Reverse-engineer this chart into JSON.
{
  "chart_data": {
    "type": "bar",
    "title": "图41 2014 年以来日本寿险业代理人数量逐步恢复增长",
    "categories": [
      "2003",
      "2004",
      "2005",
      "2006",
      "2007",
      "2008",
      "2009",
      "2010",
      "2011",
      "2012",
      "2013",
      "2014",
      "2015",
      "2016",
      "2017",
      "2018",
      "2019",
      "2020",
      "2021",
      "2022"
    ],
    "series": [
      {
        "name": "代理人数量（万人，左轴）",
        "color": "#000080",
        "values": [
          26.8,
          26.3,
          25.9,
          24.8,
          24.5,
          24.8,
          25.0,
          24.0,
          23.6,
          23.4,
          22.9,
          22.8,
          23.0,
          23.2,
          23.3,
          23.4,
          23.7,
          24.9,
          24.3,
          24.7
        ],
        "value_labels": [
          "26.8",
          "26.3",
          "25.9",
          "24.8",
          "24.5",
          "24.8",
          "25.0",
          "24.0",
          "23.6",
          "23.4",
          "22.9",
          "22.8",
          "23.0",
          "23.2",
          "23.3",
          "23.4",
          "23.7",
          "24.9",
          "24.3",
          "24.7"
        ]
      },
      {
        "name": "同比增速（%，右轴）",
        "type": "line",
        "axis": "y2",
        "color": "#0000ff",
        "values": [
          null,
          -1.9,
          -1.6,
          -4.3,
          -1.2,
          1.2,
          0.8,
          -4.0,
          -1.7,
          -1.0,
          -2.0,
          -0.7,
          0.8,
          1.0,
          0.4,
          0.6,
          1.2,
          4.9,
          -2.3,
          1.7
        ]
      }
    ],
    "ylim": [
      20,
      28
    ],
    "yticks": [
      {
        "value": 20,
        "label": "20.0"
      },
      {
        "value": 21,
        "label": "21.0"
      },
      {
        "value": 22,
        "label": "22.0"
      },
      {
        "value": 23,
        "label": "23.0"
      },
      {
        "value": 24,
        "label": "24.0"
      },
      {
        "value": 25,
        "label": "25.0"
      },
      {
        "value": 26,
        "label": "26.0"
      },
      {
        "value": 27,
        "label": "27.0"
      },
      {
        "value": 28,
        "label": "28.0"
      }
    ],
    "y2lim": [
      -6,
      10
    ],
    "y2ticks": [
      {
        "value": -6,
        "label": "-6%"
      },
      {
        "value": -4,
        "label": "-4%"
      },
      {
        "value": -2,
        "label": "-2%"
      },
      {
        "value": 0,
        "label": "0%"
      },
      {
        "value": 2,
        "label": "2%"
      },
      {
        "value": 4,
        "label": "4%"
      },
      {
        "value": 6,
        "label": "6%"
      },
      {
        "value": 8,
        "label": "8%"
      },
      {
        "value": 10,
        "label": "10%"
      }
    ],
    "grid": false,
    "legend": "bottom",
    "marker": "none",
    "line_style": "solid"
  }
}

====================

### Exercise instructions
Quote all the records exactly, please, leaving none out.

### Reply to the task
Reverse-engineer this chart into JSON.
{
  "chart_data": {
    "type": "bar",
    "title": "图41 2014 年以来日本寿险业代理人数量逐步恢复增长",
    "categories": [
      "2003",
      "2004",
      "2005",
      "2006",
      "2007",
      "2008",
      "2009",
      "2010",
      "2011",
      "2012",
      "2013",
      "2014",
      "2015",
      "2016",
      "2017",
      "2018",
      "2019",
      "2020",
      "2021",
      "2022"
    ],
    "series": [
      {
        "name": "代理人数量（万人，左轴）",
        "color": "#000080",
        "values": [
          26.8,
          26.3,
          25.9,
          24.8,
          24.5,
          24.8,
          25.0,
          24.0,
          23.6,
          23.4,
          22.9,
          22.8,
          23.0,
          23.2,
          23.3,
          23.4,
          23.7,
          24.9,
          24.3,
          24.7
        ],
        "value_labels": [
          "26.8",
          "26.3",
          "25.9",
          "24.8",
          "24.5",
          "24.8",
          "25.0",
          "24.0",
          "23.6",
          "23.4",
          "22.9",
          "22.8",
          "23.0",
          "23.2",
          "23.3",
          "23.4",
          "23.7",
          "24.9",
          "24.3",
          "24.7"
        ]
      },
      {
        "name": "同比增速（%，右轴）",
        "type": "line",
        "axis": "y2",
        "color": "#0000ff",
        "values": [
          null,
          -1.9,
          -1.6,
          -4.3,
          -1.2,
          1.2,
          0.8,
          -4.0,
          -1.7,
          -1.0,
          -2.0,
          -0.7,
          0.8,
          1.0,
          0.4,
          0.6,
          1.2,
          4.9,
          -2.3,
          1.7
        ]
      }
    ],
    "ylim": [
      20,
      28
    ],
    "yticks": [
      {
        "value": 20,
        "label": "20.0"
      },
      {
        "value": 21,
        "label": "21.0"
      },
      {
        "value": 22,
        "label": "22.0"
      },
      {
        "value": 23,
        "label": "23.0"
      },
      {
        "value": 24,
        "label": "24.0"
      },
      {
        "value": 25,
        "label": "25.0"
      },
      {
        "value": 26,
        "label": "26.0"
      },
      {
        "value": 27,
        "label": "27.0"
      },
      {
        "value": 28,
        "label": "28.0"
      }
    ],
    "y2lim": [
      -6,
      10
    ],
    "y2ticks": [
      {
        "value": -6,
        "label": "-6%"
      },
      {
        "value": -4,
        "label": "-4%"
      },
      {
        "value": -2,
        "label": "-2%"
      },
      {
        "value": 0,
        "label": "0%"
      },
      {
        "value": 2,
        "label": "2%"
      },
      {
        "value": 4,
        "label": "4%"
      },
      {
        "value": 6,
        "label": "6%"
      },
      {
        "value": 8,
        "label": "8%"
      },
      {
        "value": 10,
        "label": "10%"
      }
    ],
    "grid": false,
    "legend": "bottom",
    "marker": "none",
    "line_style": "solid"
  }
}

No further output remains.